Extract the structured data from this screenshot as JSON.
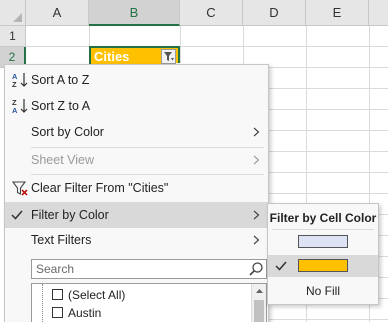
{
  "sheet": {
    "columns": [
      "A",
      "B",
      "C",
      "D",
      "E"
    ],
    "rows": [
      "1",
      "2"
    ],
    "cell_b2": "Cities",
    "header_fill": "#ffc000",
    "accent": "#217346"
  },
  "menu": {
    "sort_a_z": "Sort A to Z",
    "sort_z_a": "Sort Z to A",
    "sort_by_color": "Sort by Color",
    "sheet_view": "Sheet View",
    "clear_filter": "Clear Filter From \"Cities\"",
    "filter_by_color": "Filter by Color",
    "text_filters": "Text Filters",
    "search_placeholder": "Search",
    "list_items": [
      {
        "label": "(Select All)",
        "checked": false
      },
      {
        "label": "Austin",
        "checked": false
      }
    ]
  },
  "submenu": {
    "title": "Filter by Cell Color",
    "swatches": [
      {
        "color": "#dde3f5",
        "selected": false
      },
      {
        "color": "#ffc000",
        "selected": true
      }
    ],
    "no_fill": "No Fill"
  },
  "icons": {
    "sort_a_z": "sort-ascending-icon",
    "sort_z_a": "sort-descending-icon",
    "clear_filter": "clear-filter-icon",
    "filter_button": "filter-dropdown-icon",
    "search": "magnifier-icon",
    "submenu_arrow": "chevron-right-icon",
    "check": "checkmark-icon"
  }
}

****************

* [EXERCISE GOAL]: Return the entries unchanged, save for the pictures, which do not belong in the copy.

* [REPLY TO THE EXERCISE]:
Extract the structured data from this screenshot as JSON.
{
  "sheet": {
    "columns": [
      "A",
      "B",
      "C",
      "D",
      "E"
    ],
    "rows": [
      "1",
      "2"
    ],
    "cell_b2": "Cities",
    "header_fill": "#ffc000",
    "accent": "#217346"
  },
  "menu": {
    "sort_a_z": "Sort A to Z",
    "sort_z_a": "Sort Z to A",
    "sort_by_color": "Sort by Color",
    "sheet_view": "Sheet View",
    "clear_filter": "Clear Filter From \"Cities\"",
    "filter_by_color": "Filter by Color",
    "text_filters": "Text Filters",
    "search_placeholder": "Search",
    "list_items": [
      {
        "label": "(Select All)",
        "checked": false
      },
      {
        "label": "Austin",
        "checked": false
      }
    ]
  },
  "submenu": {
    "title": "Filter by Cell Color",
    "swatches": [
      {
        "color": "#dde3f5",
        "selected": false
      },
      {
        "color": "#ffc000",
        "selected": true
      }
    ],
    "no_fill": "No Fill"
  },
  "icons": {
    "sort_a_z": "sort-ascending-icon",
    "sort_z_a": "sort-descending-icon",
    "clear_filter": "clear-filter-icon",
    "filter_button": "filter-dropdown-icon",
    "search": "magnifier-icon",
    "submenu_arrow": "chevron-right-icon",
    "check": "checkmark-icon"
  }
}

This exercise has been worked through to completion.